Dataset items:
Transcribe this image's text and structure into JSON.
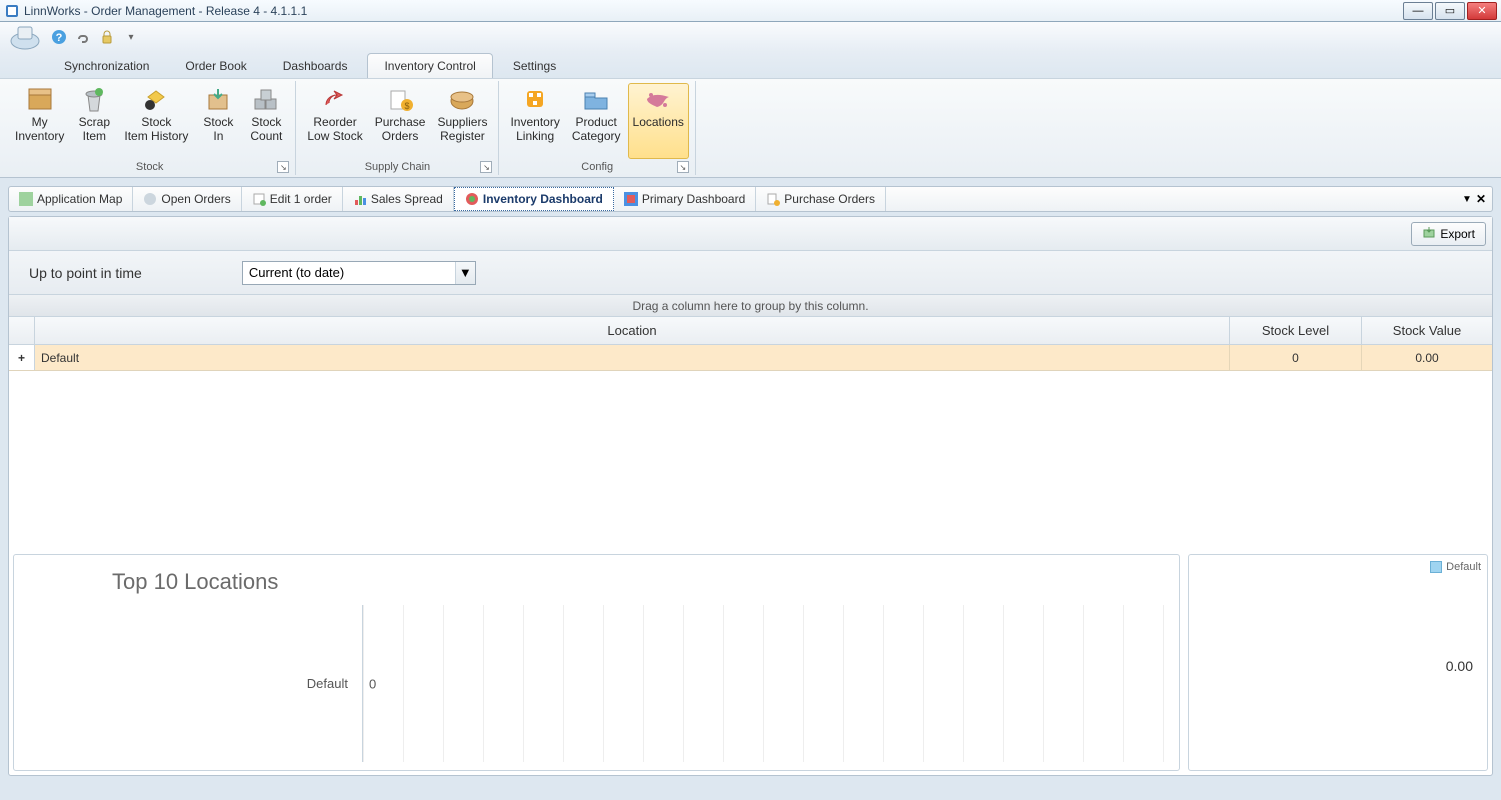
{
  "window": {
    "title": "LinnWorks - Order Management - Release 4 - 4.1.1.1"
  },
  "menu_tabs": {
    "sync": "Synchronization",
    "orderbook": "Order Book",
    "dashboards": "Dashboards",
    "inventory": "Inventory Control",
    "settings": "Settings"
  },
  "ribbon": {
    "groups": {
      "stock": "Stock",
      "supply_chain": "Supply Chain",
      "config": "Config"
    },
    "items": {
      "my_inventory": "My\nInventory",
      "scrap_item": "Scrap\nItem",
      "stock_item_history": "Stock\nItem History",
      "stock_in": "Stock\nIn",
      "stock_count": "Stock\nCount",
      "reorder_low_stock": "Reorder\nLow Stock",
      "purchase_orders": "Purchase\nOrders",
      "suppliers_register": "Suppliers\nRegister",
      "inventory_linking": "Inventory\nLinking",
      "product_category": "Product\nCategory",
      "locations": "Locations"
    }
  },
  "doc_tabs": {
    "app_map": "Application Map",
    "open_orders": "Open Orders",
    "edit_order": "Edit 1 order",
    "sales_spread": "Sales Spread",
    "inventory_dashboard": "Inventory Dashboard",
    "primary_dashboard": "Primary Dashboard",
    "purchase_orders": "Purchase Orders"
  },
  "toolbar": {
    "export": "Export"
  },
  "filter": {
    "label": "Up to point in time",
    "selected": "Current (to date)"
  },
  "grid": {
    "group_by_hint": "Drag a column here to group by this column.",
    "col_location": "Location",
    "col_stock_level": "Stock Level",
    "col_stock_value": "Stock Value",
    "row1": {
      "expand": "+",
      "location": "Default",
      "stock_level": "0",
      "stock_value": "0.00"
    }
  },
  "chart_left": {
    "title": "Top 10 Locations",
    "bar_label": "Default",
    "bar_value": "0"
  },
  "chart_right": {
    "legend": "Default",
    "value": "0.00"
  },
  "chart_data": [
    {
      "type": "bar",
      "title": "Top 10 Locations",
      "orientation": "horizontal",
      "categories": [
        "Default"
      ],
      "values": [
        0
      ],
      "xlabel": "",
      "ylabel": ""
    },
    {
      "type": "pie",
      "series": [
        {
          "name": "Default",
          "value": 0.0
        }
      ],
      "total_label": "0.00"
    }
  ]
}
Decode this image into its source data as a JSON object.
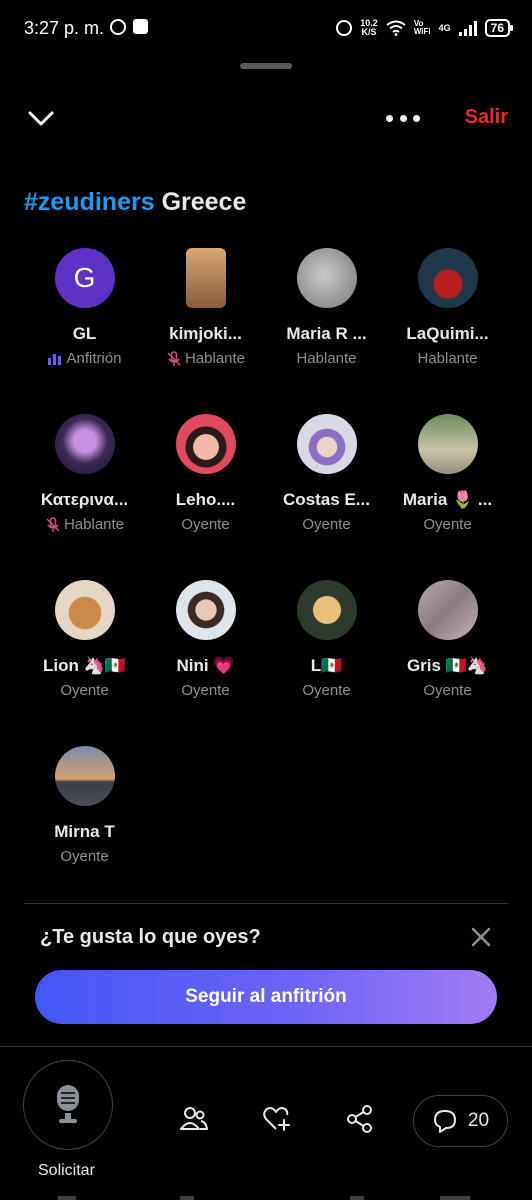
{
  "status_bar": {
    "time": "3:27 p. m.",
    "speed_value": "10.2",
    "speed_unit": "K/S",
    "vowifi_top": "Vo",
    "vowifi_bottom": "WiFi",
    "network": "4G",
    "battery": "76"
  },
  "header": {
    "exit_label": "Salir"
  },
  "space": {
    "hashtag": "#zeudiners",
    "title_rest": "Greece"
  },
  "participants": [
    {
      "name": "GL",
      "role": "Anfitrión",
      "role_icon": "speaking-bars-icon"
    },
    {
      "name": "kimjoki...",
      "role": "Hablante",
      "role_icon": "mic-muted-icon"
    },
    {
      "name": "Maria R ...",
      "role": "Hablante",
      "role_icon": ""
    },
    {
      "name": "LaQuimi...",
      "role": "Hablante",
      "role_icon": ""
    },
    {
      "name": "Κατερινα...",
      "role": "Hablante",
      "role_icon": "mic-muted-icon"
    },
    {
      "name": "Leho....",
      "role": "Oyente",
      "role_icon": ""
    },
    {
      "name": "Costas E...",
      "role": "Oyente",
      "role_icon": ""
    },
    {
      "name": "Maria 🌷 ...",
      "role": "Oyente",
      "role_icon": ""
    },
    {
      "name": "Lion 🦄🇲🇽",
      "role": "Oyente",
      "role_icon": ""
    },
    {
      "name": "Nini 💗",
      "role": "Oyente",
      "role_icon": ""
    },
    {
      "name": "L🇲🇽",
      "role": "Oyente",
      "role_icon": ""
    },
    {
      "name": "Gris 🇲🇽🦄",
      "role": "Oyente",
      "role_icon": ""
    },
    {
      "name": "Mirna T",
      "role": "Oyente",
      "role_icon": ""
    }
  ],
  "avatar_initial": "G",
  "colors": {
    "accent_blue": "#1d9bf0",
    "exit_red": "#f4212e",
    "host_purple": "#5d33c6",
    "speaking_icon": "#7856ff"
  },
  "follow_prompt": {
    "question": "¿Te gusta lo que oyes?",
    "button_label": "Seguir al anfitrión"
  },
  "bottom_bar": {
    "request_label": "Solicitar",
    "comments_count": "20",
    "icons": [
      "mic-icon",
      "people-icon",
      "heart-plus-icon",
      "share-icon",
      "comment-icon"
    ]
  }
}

WORK TO BE COMPLETED → In the records above, collect each line with "JSON".

THE RESPONSE →
Transcribe this image's text and structure into JSON.
Decode this image into its source data as a JSON object.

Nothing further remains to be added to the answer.